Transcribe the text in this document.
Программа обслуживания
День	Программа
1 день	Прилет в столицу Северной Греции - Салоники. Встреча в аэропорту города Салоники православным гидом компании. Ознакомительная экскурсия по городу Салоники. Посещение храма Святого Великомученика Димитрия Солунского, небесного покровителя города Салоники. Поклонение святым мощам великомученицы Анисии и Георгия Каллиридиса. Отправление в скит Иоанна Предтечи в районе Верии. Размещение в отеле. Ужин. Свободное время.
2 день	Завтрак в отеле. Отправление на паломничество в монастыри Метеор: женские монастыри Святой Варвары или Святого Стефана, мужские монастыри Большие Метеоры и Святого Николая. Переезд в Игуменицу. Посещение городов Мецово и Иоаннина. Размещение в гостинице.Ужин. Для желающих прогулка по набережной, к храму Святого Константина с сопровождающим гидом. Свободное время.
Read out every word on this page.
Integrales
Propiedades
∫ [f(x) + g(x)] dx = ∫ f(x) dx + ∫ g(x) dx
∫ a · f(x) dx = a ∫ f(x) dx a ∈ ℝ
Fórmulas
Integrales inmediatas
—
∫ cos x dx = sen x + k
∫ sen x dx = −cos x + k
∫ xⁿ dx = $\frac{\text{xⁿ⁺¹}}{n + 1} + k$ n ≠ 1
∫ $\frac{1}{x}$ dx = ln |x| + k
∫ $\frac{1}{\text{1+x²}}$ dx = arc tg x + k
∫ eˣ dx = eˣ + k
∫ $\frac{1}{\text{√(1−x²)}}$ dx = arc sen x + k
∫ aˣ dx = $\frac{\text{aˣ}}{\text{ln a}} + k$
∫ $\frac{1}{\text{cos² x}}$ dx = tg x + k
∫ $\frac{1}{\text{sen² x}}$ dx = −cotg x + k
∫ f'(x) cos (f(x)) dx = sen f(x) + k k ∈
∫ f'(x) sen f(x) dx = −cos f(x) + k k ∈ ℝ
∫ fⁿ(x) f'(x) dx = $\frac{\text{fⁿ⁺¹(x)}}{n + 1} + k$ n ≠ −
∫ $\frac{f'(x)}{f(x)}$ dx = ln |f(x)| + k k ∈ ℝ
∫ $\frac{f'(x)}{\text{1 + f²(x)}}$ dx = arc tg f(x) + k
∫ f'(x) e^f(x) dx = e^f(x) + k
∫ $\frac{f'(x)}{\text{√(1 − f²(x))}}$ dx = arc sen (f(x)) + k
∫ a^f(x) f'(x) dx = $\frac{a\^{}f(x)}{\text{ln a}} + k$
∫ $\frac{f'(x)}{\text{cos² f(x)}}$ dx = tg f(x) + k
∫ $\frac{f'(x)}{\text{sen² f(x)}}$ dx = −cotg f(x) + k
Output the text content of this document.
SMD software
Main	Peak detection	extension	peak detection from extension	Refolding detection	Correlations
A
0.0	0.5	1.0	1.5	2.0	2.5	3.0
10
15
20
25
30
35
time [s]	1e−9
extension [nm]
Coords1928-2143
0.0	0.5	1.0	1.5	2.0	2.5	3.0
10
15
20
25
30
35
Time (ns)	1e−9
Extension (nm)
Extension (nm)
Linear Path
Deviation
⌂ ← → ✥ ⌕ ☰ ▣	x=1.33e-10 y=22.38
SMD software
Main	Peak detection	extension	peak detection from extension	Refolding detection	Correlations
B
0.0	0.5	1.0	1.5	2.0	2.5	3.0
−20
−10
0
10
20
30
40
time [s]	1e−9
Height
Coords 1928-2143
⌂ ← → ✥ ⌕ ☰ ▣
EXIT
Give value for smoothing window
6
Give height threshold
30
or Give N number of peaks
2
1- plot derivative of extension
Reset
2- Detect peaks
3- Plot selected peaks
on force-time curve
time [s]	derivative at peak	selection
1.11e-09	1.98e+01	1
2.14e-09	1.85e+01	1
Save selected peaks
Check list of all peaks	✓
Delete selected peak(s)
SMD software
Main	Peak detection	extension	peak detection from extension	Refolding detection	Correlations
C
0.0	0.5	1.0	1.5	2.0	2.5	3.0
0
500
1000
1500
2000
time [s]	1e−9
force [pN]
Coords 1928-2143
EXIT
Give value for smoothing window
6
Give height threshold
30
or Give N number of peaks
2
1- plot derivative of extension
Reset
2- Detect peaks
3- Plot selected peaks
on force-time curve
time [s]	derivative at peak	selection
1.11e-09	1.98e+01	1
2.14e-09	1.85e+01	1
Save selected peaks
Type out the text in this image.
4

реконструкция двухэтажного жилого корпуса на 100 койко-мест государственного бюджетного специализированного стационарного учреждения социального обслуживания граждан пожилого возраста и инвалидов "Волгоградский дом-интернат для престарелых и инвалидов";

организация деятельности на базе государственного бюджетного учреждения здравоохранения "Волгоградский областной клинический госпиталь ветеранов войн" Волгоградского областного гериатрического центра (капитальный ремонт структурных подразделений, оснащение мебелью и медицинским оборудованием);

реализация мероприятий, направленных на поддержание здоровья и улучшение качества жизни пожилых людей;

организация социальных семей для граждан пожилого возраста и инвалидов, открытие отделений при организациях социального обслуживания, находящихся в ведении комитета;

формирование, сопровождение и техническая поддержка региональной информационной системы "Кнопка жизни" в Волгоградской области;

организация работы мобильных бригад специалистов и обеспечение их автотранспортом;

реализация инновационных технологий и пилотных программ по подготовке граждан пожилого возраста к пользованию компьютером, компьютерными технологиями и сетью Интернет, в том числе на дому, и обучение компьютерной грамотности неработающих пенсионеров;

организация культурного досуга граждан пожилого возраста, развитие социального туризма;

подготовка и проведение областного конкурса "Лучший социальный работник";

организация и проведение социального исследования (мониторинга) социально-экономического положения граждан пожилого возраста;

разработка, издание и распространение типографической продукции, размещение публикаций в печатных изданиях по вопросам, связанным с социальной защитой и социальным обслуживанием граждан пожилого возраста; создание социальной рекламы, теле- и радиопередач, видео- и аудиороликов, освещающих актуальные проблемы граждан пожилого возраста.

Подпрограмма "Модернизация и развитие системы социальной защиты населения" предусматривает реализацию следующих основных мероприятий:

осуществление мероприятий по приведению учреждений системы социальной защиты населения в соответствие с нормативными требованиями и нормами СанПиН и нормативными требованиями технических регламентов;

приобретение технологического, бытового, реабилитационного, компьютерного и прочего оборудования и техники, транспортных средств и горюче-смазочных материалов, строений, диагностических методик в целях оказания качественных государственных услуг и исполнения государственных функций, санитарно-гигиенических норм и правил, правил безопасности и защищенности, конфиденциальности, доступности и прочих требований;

_____

Take the listing above and set it down exactly.

Transcribe the text in this document.
Программа обслуживания
День	Программа
1 день	Прилет в столицу Северной Греции - Салоники. Встреча в аэропорту города Салоники православным гидом компании. Ознакомительная экскурсия по городу Салоники. Посещение храма Святого Великомученика Димитрия Солунского, небесного покровителя города Салоники. Поклонение святым мощам великомученицы Анисии и Георгия Каллиридиса. Отправление в скит Иоанна Предтечи в районе Верии. Размещение в отеле. Ужин. Свободное время.
2 день	Завтрак в отеле. Отправление на паломничество в монастыри Метеор: женские монастыри Святой Варвары или Святого Стефана, мужские монастыри Большие Метеоры и Святого Николая. Переезд в Игуменицу. Посещение городов Мецово и Иоаннина. Размещение в гостинице.Ужин. Для желающих прогулка по набережной, к храму Святого Константина с сопровождающим гидом. Свободное время.
Read out every word on this page.
Integrales
Propiedades
∫ [f(x) + g(x)] dx = ∫ f(x) dx + ∫ g(x) dx
∫ a · f(x) dx = a ∫ f(x) dx a ∈ ℝ
Fórmulas
Integrales inmediatas
—
∫ cos x dx = sen x + k
∫ sen x dx = −cos x + k
∫ xⁿ dx = $\frac{\text{xⁿ⁺¹}}{n + 1} + k$ n ≠ 1
∫ $\frac{1}{x}$ dx = ln |x| + k
∫ $\frac{1}{\text{1+x²}}$ dx = arc tg x + k
∫ eˣ dx = eˣ + k
∫ $\frac{1}{\text{√(1−x²)}}$ dx = arc sen x + k
∫ aˣ dx = $\frac{\text{aˣ}}{\text{ln a}} + k$
∫ $\frac{1}{\text{cos² x}}$ dx = tg x + k
∫ $\frac{1}{\text{sen² x}}$ dx = −cotg x + k
∫ f'(x) cos (f(x)) dx = sen f(x) + k k ∈
∫ f'(x) sen f(x) dx = −cos f(x) + k k ∈ ℝ
∫ fⁿ(x) f'(x) dx = $\frac{\text{fⁿ⁺¹(x)}}{n + 1} + k$ n ≠ −
∫ $\frac{f'(x)}{f(x)}$ dx = ln |f(x)| + k k ∈ ℝ
∫ $\frac{f'(x)}{\text{1 + f²(x)}}$ dx = arc tg f(x) + k
∫ f'(x) e^f(x) dx = e^f(x) + k
∫ $\frac{f'(x)}{\text{√(1 − f²(x))}}$ dx = arc sen (f(x)) + k
∫ a^f(x) f'(x) dx = $\frac{a\^{}f(x)}{\text{ln a}} + k$
∫ $\frac{f'(x)}{\text{cos² f(x)}}$ dx = tg f(x) + k
∫ $\frac{f'(x)}{\text{sen² f(x)}}$ dx = −cotg f(x) + k
Output the text content of this document.
SMD software
Main	Peak detection	extension	peak detection from extension	Refolding detection	Correlations
A
0.0	0.5	1.0	1.5	2.0	2.5	3.0
10
15
20
25
30
35
time [s]	1e−9
extension [nm]
Coords1928-2143
0.0	0.5	1.0	1.5	2.0	2.5	3.0
10
15
20
25
30
35
Time (ns)	1e−9
Extension (nm)
Extension (nm)
Linear Path
Deviation
⌂ ← → ✥ ⌕ ☰ ▣	x=1.33e-10 y=22.38
SMD software
Main	Peak detection	extension	peak detection from extension	Refolding detection	Correlations
B
0.0	0.5	1.0	1.5	2.0	2.5	3.0
−20
−10
0
10
20
30
40
time [s]	1e−9
Height
Coords 1928-2143
⌂ ← → ✥ ⌕ ☰ ▣
EXIT
Give value for smoothing window
6
Give height threshold
30
or Give N number of peaks
2
1- plot derivative of extension
Reset
2- Detect peaks
3- Plot selected peaks
on force-time curve
time [s]	derivative at peak	selection
1.11e-09	1.98e+01	1
2.14e-09	1.85e+01	1
Save selected peaks
Check list of all peaks	✓
Delete selected peak(s)
SMD software
Main	Peak detection	extension	peak detection from extension	Refolding detection	Correlations
C
0.0	0.5	1.0	1.5	2.0	2.5	3.0
0
500
1000
1500
2000
time [s]	1e−9
force [pN]
Coords 1928-2143
EXIT
Give value for smoothing window
6
Give height threshold
30
or Give N number of peaks
2
1- plot derivative of extension
Reset
2- Detect peaks
3- Plot selected peaks
on force-time curve
time [s]	derivative at peak	selection
1.11e-09	1.98e+01	1
2.14e-09	1.85e+01	1
Save selected peaks
Type out the text in this image.
4

реконструкция двухэтажного жилого корпуса на 100 койко-мест государственного бюджетного специализированного стационарного учреждения социального обслуживания граждан пожилого возраста и инвалидов "Волгоградский дом-интернат для престарелых и инвалидов";

организация деятельности на базе государственного бюджетного учреждения здравоохранения "Волгоградский областной клинический госпиталь ветеранов войн" Волгоградского областного гериатрического центра (капитальный ремонт структурных подразделений, оснащение мебелью и медицинским оборудованием);

реализация мероприятий, направленных на поддержание здоровья и улучшение качества жизни пожилых людей;

организация социальных семей для граждан пожилого возраста и инвалидов, открытие отделений при организациях социального обслуживания, находящихся в ведении комитета;

формирование, сопровождение и техническая поддержка региональной информационной системы "Кнопка жизни" в Волгоградской области;

организация работы мобильных бригад специалистов и обеспечение их автотранспортом;

реализация инновационных технологий и пилотных программ по подготовке граждан пожилого возраста к пользованию компьютером, компьютерными технологиями и сетью Интернет, в том числе на дому, и обучение компьютерной грамотности неработающих пенсионеров;

организация культурного досуга граждан пожилого возраста, развитие социального туризма;

подготовка и проведение областного конкурса "Лучший социальный работник";

организация и проведение социального исследования (мониторинга) социально-экономического положения граждан пожилого возраста;

разработка, издание и распространение типографической продукции, размещение публикаций в печатных изданиях по вопросам, связанным с социальной защитой и социальным обслуживанием граждан пожилого возраста; создание социальной рекламы, теле- и радиопередач, видео- и аудиороликов, освещающих актуальные проблемы граждан пожилого возраста.

Подпрограмма "Модернизация и развитие системы социальной защиты населения" предусматривает реализацию следующих основных мероприятий:

осуществление мероприятий по приведению учреждений системы социальной защиты населения в соответствие с нормативными требованиями и нормами СанПиН и нормативными требованиями технических регламентов;

приобретение технологического, бытового, реабилитационного, компьютерного и прочего оборудования и техники, транспортных средств и горюче-смазочных материалов, строений, диагностических методик в целях оказания качественных государственных услуг и исполнения государственных функций, санитарно-гигиенических норм и правил, правил безопасности и защищенности, конфиденциальности, доступности и прочих требований;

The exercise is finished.